## [What is needed]
Filter this data down to the lines that hold "bertrand", and copy them.

## [Data supplied]

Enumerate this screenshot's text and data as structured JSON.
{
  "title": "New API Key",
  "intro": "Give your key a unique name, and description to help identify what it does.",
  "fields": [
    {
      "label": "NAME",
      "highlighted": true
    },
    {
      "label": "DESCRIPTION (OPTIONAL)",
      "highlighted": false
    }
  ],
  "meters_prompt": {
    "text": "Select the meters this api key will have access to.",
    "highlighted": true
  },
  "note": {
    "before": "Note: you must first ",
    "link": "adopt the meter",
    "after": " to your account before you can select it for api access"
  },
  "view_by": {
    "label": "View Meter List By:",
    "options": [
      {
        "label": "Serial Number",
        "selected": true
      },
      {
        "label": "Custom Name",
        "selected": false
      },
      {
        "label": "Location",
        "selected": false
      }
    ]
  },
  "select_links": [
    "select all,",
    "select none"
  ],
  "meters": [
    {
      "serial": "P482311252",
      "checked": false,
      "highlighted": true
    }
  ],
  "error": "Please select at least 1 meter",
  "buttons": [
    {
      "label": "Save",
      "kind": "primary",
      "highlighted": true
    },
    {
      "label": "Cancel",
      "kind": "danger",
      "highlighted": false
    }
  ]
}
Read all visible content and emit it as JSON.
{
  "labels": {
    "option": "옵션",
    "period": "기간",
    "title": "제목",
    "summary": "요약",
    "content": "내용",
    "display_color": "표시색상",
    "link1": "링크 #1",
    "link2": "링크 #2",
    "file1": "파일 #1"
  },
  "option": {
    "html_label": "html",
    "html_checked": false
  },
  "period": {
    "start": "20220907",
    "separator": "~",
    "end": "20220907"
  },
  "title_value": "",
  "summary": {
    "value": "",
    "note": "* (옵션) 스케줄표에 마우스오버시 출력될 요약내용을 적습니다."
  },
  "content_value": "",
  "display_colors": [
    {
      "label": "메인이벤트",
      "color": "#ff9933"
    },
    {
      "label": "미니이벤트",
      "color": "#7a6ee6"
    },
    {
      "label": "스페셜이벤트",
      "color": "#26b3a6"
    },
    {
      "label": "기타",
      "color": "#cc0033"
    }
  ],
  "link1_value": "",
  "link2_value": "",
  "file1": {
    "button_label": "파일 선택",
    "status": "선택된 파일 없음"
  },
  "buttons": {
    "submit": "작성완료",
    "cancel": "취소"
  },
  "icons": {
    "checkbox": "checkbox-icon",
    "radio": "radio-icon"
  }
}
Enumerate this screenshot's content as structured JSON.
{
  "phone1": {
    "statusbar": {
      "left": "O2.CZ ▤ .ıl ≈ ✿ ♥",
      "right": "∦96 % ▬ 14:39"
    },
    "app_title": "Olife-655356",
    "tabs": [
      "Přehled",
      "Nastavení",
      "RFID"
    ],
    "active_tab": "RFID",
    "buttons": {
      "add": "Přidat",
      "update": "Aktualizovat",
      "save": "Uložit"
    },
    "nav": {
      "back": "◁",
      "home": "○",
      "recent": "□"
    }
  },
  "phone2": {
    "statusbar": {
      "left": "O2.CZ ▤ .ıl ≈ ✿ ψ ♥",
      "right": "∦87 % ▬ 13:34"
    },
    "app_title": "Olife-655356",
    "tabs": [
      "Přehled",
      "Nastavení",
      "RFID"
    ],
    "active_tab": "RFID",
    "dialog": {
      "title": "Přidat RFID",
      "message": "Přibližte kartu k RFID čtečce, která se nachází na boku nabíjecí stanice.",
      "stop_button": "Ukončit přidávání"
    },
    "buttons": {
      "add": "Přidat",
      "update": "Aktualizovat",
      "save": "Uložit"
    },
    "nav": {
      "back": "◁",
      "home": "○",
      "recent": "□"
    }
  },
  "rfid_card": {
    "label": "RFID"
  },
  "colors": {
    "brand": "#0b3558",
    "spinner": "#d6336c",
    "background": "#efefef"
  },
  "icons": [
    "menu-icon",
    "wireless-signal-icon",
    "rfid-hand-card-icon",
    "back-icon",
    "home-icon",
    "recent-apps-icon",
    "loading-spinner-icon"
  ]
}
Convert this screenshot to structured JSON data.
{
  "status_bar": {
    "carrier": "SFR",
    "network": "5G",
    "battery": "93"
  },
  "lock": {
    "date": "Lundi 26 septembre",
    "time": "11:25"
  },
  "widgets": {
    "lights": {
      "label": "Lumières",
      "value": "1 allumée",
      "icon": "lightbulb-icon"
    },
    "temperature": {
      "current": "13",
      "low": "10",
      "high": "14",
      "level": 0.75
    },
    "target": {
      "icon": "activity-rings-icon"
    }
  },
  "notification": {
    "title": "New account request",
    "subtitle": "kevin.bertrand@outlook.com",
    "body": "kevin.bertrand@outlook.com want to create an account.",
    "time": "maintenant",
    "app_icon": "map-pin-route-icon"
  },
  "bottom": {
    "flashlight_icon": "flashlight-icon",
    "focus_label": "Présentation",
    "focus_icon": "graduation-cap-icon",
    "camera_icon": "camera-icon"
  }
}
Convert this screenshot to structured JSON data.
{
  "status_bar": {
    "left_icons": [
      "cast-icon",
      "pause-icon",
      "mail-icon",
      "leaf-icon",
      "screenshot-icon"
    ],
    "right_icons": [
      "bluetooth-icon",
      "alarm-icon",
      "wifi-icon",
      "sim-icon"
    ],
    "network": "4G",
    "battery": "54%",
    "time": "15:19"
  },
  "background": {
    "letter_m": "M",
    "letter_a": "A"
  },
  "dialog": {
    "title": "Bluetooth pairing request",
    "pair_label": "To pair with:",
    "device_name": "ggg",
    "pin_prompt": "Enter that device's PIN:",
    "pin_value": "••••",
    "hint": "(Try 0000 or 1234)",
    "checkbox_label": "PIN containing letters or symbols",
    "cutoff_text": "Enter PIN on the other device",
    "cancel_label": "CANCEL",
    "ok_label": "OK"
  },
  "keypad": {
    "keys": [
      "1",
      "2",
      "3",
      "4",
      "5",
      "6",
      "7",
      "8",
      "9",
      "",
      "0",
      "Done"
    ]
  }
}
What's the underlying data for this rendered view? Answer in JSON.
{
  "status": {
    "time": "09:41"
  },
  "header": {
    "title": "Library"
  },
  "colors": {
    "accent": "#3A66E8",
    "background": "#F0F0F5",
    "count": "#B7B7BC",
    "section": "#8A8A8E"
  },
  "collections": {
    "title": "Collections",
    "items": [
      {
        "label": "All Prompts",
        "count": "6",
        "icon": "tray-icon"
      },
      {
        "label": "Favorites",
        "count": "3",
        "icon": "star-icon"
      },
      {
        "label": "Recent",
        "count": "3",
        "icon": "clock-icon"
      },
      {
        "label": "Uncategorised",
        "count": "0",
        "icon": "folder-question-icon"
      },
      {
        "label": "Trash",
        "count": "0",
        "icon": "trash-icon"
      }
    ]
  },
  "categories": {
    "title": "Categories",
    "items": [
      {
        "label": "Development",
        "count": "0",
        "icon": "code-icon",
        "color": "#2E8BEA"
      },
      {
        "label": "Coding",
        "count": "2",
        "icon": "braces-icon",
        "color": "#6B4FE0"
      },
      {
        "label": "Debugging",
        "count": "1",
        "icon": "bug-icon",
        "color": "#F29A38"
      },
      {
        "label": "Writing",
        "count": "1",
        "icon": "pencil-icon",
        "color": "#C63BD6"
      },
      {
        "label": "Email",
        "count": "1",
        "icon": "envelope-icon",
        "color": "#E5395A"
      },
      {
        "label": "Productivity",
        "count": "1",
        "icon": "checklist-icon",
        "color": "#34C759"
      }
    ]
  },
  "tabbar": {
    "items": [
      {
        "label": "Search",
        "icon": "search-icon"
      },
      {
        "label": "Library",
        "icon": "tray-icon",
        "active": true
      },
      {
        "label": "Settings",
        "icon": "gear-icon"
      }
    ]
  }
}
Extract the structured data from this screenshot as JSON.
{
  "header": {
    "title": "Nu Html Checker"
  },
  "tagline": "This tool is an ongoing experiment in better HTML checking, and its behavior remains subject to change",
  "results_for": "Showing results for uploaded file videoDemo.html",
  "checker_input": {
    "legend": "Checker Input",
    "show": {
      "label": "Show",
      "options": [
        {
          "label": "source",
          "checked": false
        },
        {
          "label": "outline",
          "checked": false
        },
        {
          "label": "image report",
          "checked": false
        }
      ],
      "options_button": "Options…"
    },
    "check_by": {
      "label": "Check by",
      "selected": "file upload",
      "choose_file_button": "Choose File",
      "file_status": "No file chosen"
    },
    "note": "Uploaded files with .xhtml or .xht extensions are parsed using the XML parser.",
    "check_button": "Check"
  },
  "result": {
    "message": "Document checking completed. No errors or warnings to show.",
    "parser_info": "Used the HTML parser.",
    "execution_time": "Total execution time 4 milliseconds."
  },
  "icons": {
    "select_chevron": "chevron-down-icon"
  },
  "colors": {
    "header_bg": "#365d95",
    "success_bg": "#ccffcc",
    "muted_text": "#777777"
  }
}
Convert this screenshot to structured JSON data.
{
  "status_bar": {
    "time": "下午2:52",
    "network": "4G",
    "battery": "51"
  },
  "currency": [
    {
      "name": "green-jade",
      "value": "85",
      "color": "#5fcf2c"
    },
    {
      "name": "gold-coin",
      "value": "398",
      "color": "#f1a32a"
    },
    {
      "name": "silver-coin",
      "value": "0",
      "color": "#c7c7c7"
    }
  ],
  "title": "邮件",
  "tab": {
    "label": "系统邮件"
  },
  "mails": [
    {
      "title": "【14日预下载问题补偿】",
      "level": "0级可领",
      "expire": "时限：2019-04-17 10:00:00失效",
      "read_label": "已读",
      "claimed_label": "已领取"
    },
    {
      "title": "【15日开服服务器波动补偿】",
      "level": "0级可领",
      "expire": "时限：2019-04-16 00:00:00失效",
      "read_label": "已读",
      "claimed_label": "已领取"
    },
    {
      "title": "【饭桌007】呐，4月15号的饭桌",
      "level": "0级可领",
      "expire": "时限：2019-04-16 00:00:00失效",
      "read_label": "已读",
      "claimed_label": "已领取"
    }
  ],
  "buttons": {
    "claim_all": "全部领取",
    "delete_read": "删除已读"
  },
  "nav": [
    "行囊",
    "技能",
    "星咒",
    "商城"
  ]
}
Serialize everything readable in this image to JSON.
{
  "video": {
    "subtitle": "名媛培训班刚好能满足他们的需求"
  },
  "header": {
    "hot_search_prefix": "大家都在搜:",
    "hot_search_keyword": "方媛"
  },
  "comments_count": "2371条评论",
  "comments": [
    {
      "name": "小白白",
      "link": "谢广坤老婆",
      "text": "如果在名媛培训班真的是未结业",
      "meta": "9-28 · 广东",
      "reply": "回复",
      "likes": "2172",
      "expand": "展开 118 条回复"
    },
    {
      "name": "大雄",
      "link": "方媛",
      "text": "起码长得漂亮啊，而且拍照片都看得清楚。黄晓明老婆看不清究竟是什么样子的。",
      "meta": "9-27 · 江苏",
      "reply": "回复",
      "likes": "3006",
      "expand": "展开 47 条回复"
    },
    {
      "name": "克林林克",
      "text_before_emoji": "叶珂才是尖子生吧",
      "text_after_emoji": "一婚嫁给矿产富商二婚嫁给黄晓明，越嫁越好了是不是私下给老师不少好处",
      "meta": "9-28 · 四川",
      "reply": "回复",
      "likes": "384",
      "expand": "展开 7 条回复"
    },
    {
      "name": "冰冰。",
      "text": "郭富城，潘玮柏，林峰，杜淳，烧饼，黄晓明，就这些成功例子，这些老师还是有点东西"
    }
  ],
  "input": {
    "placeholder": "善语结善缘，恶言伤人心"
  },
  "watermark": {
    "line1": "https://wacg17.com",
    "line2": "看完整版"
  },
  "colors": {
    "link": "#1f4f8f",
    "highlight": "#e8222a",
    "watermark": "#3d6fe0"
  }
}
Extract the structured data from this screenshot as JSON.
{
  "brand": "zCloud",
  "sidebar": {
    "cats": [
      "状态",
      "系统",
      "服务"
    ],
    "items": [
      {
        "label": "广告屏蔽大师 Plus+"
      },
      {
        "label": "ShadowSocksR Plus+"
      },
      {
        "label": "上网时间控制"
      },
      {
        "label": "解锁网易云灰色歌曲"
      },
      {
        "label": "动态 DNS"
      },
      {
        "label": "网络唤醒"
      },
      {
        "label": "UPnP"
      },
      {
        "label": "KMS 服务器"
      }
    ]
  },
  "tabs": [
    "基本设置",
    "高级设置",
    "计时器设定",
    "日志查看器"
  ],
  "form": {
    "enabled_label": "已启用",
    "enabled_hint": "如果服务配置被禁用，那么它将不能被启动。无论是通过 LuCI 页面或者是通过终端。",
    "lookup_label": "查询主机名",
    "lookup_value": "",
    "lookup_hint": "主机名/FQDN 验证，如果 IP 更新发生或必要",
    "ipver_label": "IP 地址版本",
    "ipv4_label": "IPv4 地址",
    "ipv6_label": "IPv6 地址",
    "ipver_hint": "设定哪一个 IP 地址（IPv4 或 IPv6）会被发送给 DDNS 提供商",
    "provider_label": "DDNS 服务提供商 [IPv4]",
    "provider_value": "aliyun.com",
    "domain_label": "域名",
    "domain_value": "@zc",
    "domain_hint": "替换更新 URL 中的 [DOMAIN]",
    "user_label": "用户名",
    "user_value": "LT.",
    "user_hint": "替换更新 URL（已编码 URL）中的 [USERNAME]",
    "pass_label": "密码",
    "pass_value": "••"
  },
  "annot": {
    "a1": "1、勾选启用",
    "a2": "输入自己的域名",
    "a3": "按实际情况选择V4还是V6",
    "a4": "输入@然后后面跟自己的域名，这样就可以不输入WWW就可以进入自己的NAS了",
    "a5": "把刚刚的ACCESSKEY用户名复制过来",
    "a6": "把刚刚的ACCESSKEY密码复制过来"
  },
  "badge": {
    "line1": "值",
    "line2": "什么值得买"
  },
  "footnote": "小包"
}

## [Problem solution]
    "subtitle": "kevin.bertrand@outlook.com",
    "body": "kevin.bertrand@outlook.com want to create an account.",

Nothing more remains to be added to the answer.